Instrucciones:
(a) Reescribe todo lo que va desde "La abulia política" hasta "conservan, se pudren)." en el texto sobre Mancera, poniendo "congelador" en lugar de "refrigerador".
(b) Sigue escribiendo el texto sobre Mancera y la política de la capital a partir de su última oración.

Que si usa Twitter de forma provinciana, que si regresó al Gobierno del Distrito Federal a una condición de regencia, que si le pesa la sombra de Marcelo Ebrard, que si está demasiado cerca de Enrique Peña Nieto, que si resuelve tarde y mal problemas que debería atajar con mayor decisión, que si renunció a convertirse en un contrapeso del Presidente de la República, que si le interesa más su figura que la imagen de la Ciudad de México… A Miguel Ángel Mancera lo hemos llenado de críticas y reproches en los primeros cuatro meses de su administración.
¿No será que criticamos a Mancera, paradójicamente, porque no es el gran jefe, el eje único de lo público, el príncipe del que dependa todo? ¿Como huérfanos (de Ebrard) que piden que el padrastro llene un vacío? Porque las fallas de Mancera pueden debatirse, pero la ausencia de actores políticos con altura, personalidad o propuestas alternativas en la capital es incontestable.
Puede ser que con su errático arranque (aumento de impuestos y tarifas, Aliyev, perros asesinos, la invitación de Peña Nieto a El Vaticano, etcétera), Mancera se haya ganado a pulso el escepticismo y el desdén de algunos comentaristas. Aunque hay que recordar que Parametría ha registrado un aumento en la popularidad del gobernante entre la población en general. Sin embargo, las críticas pasan por alto una circunstancia que no es de hoy: en la capital se vive una política sin opositores, de partidos que son hoy totalmente irrelevantes.
La abulia política de la capital no se notaba con Marcelo Ebrard. O más bien dicho no la queríamos notar, porque lleva ahí largo rato. Por ejemplo, la crisis de los partidos políticos en la Ciudad de México tiene largo tiempo, data de mucho antes que el 5 de diciembre. Hoy en ese frente tenemos: un PAN cuya renovación de presidencia local resultó impugnada y que está lejos de tener ninguna fuerza o relevancia; un PRI que, resuelto el encono que incluso llevó a militantes al hospital, es poco menos que el PRImo incómodo de la feliz familia tricolor. Y sin ser oposición, incluso el PRD local es anómalo: ha renunciado a renovar su dirigencia (y ya todo mundo sabe que el limbo es un refrigerador en el que las cosas no se conservan, se pudren).

Material de consulta:
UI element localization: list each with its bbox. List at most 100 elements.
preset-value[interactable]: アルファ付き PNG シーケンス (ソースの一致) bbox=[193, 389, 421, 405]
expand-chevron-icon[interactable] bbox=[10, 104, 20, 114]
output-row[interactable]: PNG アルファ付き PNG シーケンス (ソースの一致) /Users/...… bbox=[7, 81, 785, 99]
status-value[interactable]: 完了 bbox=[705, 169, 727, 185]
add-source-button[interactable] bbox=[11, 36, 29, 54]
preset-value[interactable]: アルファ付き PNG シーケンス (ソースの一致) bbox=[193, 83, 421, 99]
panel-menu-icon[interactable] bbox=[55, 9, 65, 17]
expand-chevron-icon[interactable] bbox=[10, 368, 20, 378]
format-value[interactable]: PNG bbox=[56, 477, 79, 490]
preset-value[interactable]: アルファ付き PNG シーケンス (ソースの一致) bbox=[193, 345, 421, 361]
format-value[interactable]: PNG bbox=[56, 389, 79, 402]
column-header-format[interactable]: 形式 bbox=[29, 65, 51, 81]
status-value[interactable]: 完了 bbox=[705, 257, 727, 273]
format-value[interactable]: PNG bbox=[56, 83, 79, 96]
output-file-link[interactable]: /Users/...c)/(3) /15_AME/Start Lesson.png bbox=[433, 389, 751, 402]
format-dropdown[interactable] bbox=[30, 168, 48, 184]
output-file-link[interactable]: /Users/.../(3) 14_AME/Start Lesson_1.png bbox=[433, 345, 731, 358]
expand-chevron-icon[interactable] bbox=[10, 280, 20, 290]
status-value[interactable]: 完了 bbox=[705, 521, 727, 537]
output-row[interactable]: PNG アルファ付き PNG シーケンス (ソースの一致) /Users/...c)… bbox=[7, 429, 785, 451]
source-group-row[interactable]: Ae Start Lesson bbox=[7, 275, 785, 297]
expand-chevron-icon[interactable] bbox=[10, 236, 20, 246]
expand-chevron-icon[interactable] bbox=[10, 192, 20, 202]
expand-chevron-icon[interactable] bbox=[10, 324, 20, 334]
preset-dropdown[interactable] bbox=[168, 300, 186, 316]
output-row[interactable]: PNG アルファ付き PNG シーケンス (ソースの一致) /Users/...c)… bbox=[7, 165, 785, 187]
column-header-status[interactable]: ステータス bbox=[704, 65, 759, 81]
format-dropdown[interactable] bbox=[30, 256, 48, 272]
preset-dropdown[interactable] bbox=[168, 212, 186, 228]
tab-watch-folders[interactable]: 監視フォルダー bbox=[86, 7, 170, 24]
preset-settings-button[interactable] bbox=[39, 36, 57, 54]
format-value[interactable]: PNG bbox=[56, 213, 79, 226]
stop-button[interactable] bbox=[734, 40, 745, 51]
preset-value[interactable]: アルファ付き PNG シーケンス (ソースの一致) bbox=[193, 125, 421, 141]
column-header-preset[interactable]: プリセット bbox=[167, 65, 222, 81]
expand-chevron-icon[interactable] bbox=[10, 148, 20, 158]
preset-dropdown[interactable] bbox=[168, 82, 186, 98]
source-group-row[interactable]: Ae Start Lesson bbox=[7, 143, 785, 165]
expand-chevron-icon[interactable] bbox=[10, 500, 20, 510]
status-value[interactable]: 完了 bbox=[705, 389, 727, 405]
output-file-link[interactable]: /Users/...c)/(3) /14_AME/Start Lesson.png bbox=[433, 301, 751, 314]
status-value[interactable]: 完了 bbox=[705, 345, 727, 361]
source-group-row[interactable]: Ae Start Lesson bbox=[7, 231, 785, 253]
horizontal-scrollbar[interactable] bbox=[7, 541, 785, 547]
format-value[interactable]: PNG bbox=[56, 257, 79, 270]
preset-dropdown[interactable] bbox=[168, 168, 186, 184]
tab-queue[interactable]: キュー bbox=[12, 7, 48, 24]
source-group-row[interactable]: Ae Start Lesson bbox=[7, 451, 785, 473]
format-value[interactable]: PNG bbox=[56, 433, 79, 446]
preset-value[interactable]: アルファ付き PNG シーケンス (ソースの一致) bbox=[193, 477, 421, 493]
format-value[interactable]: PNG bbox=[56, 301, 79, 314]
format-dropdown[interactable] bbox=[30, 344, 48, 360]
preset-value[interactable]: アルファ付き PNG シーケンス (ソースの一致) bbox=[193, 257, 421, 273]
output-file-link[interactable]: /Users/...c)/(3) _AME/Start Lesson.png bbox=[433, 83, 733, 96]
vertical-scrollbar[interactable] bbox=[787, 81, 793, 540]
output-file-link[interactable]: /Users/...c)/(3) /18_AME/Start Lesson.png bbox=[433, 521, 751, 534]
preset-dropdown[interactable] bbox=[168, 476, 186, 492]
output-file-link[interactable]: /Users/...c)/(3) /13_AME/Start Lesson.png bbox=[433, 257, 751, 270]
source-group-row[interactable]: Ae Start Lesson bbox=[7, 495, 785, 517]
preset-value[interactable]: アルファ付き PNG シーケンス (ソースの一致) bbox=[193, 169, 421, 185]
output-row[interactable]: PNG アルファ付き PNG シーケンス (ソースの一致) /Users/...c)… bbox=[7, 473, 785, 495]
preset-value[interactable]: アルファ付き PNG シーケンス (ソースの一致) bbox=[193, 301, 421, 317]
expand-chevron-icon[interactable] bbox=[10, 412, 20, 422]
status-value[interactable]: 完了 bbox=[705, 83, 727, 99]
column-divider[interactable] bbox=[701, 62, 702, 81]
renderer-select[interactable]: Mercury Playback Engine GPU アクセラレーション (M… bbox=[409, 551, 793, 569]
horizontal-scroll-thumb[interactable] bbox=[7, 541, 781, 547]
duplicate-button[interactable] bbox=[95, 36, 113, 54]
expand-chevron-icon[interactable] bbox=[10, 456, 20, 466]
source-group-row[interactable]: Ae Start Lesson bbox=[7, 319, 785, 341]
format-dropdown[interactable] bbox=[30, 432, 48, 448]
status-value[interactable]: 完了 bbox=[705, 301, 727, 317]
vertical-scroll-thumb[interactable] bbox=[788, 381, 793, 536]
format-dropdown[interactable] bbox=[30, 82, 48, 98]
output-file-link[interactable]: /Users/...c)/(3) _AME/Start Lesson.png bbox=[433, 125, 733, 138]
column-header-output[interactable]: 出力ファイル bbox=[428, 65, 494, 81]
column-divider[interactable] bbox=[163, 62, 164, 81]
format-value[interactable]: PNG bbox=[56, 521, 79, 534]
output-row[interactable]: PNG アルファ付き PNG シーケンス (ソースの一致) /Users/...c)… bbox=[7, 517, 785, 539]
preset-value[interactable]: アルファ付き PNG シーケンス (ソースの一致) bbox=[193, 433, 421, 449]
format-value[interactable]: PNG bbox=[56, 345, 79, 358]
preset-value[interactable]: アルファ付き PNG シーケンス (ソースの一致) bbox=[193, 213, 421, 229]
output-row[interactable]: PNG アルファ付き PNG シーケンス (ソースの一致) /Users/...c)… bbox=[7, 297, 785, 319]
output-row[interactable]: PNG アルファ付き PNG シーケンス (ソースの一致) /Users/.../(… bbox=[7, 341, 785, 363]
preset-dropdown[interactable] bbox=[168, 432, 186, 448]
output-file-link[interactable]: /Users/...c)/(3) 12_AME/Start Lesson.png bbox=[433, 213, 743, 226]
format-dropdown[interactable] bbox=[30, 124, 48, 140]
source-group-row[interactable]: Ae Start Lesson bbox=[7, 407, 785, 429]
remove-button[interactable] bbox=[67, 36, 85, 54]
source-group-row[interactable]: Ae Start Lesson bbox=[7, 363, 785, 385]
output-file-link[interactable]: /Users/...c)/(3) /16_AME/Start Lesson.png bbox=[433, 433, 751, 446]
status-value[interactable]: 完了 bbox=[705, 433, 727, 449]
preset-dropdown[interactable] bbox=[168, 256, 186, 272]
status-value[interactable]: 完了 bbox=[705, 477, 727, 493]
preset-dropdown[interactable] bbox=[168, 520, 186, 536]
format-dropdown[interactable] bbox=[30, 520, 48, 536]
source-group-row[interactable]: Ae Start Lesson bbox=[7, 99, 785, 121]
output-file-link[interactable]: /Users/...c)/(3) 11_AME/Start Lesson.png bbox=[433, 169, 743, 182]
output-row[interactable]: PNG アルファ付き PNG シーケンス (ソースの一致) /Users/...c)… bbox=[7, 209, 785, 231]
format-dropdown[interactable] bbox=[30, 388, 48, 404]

Respuestas:
(a)
La abulia política de la capital no se notaba con Marcelo Ebrard. O más bien dicho no la queríamos notar, porque lleva ahí largo rato. Por ejemplo, la crisis de los partidos políticos en la Ciudad de México tiene largo tiempo, data de mucho antes que el 5 de diciembre. Hoy en ese frente tenemos: un PAN cuya renovación de presidencia local resultó impugnada y que está lejos de tener ninguna fuerza o relevancia; un PRI que, resuelto el encono que incluso llevó a militantes al hospital, es poco menos que el PRImo incómodo de la feliz familia tricolor. Y sin ser oposición, incluso el PRD local es anómalo: ha renunciado a renovar su dirigencia (y ya todo mundo sabe que el limbo es un congelador en el que las cosas no se conservan, se pudren).

(b)
Por otro lado, la Asamblea Legislativa tampoco pinta mejor. El PAN ha dado un pasito en la transparencia al abrir algunas de sus cuentas pero salvo aisladas posiciones de la diputada Priscila Vera, la que debería ser la bancada más combativa es irrelevante. Pareciera que el hoy líder del grupo blanquiazul, Federico Döring, nunca se repuso de su triste papel de corre-ve-y-dile en los videoescándalos de 2004. Por su parte, el PRI opera desde la ALDF la reconquista de la capital con Adrián Rubalcava por lo que la visibilidad y el debate en Donceles le tienen sin cuidado. Y de nuevo sin ser opositores de manera formal, los perredistas aguardan el gran momento, ese en que Mancera diga qué quiere hacer y los bejaranistas pongan precio a su apoyo.
Una muestra de lo desfasada que está la oposición la dieron ayer algunos prominentes (es un decir) panistas. Les tomó seis días reaccionar ante el aumento de tarifas al transporte decretado el martes de la semana santa por Mancera. Sus vacaciones fueron más importantes que encabezar desde el primer momento un rechazo al madruguete propinado por la jefatura de Gobierno a los capitalinos.
A Mancera le está pasando lo mismo que le ocurrió en la campaña: hoy no tiene ni competencia ni quién le apriete. En ese escenario las voces críticas en las redes y en la prensa son ruidosas pero no necesariamente abonan a crear un debate. Para el tango se necesitan dos, y Mancera en una de esas pacta con Bejarano y listo, serán los hombres fuertes de una ciudad sin opositores.